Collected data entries
------------------------------------------------------------
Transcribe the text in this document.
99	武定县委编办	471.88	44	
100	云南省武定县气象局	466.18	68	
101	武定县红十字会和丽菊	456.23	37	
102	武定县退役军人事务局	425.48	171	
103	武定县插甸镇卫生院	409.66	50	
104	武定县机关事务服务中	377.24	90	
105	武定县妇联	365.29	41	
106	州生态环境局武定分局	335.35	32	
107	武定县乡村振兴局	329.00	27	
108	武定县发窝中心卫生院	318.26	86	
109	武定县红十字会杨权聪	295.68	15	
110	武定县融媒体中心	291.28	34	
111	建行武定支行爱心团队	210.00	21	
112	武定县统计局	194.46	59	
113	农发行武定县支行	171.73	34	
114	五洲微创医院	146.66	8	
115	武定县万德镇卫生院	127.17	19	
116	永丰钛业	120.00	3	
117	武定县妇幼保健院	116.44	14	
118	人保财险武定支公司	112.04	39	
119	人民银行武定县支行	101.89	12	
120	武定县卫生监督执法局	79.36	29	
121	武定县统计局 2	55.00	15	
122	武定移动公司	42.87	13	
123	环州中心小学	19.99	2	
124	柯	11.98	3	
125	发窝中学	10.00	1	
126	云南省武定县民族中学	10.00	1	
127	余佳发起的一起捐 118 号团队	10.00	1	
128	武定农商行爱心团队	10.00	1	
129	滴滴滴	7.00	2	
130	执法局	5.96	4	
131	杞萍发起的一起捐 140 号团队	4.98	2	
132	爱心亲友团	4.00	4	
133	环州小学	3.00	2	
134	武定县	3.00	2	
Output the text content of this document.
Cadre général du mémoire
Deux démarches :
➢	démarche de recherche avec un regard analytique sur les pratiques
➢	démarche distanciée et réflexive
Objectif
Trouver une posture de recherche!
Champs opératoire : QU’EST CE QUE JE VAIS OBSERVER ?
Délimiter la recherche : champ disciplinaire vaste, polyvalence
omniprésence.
------------------------------------------------------------
Copy each line exactly, from the line containing "Output the text content of this document." down to the last line of the material, and no other lines.

RESPONSE
Output the text content of this document.
Cadre général du mémoire
Deux démarches :
➢	démarche de recherche avec un regard analytique sur les pratiques
➢	démarche distanciée et réflexive
Objectif
Trouver une posture de recherche!
Champs opératoire : QU’EST CE QUE JE VAIS OBSERVER ?
Délimiter la recherche : champ disciplinaire vaste, polyvalence
omniprésence.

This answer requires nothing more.